▶ Exercise
Print the entries in full, word for word, but not the pictures.

▶ Rows from a figure dataset
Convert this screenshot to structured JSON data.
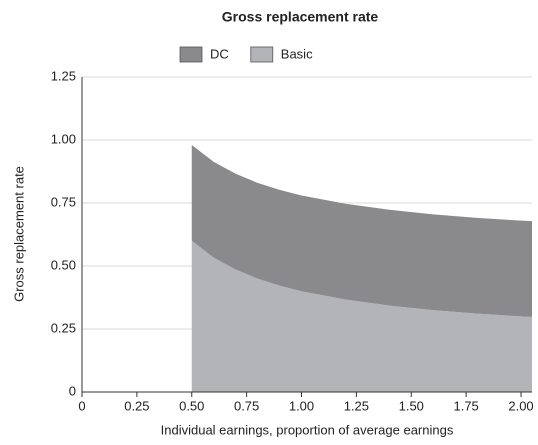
{
  "chart_data": {
    "type": "stacked-area",
    "title": "Gross replacement rate",
    "x_label": "Individual earnings, proportion of average earnings",
    "y_label": "Gross replacement rate",
    "x": [
      0.5,
      0.6,
      0.7,
      0.8,
      0.9,
      1.0,
      1.2,
      1.4,
      1.6,
      1.8,
      2.0,
      2.05
    ],
    "series": [
      {
        "name": "DC",
        "color": "#8a8a8d",
        "values": [
          0.38,
          0.38,
          0.38,
          0.38,
          0.38,
          0.38,
          0.38,
          0.38,
          0.38,
          0.38,
          0.38,
          0.38
        ]
      },
      {
        "name": "Basic",
        "color": "#b3b4b7",
        "values": [
          0.6,
          0.533,
          0.486,
          0.45,
          0.422,
          0.4,
          0.367,
          0.343,
          0.325,
          0.311,
          0.3,
          0.298
        ]
      }
    ],
    "xlim": [
      0,
      2.05
    ],
    "xticks": [
      0,
      0.25,
      {
        "value": 0.5,
        "label": "0.50"
      },
      0.75,
      {
        "value": 1,
        "label": "1.00"
      },
      1.25,
      {
        "value": 1.5,
        "label": "1.50"
      },
      1.75,
      {
        "value": 2,
        "label": "2.00"
      }
    ],
    "ylim": [
      0,
      1.25
    ],
    "yticks": [
      0,
      0.25,
      {
        "value": 0.5,
        "label": "0.50"
      },
      0.75,
      {
        "value": 1,
        "label": "1.00"
      },
      1.25
    ],
    "grid": true,
    "legend": "top"
  }
}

▶ Correct output
Convert this screenshot to structured JSON data.
{
  "chart_data": {
    "type": "stacked-area",
    "title": "Gross replacement rate",
    "x_label": "Individual earnings, proportion of average earnings",
    "y_label": "Gross replacement rate",
    "x": [
      0.5,
      0.6,
      0.7,
      0.8,
      0.9,
      1.0,
      1.2,
      1.4,
      1.6,
      1.8,
      2.0,
      2.05
    ],
    "series": [
      {
        "name": "DC",
        "color": "#8a8a8d",
        "values": [
          0.38,
          0.38,
          0.38,
          0.38,
          0.38,
          0.38,
          0.38,
          0.38,
          0.38,
          0.38,
          0.38,
          0.38
        ]
      },
      {
        "name": "Basic",
        "color": "#b3b4b7",
        "values": [
          0.6,
          0.533,
          0.486,
          0.45,
          0.422,
          0.4,
          0.367,
          0.343,
          0.325,
          0.311,
          0.3,
          0.298
        ]
      }
    ],
    "xlim": [
      0,
      2.05
    ],
    "xticks": [
      0,
      0.25,
      {
        "value": 0.5,
        "label": "0.50"
      },
      0.75,
      {
        "value": 1,
        "label": "1.00"
      },
      1.25,
      {
        "value": 1.5,
        "label": "1.50"
      },
      1.75,
      {
        "value": 2,
        "label": "2.00"
      }
    ],
    "ylim": [
      0,
      1.25
    ],
    "yticks": [
      0,
      0.25,
      {
        "value": 0.5,
        "label": "0.50"
      },
      0.75,
      {
        "value": 1,
        "label": "1.00"
      },
      1.25
    ],
    "grid": true,
    "legend": "top"
  }
}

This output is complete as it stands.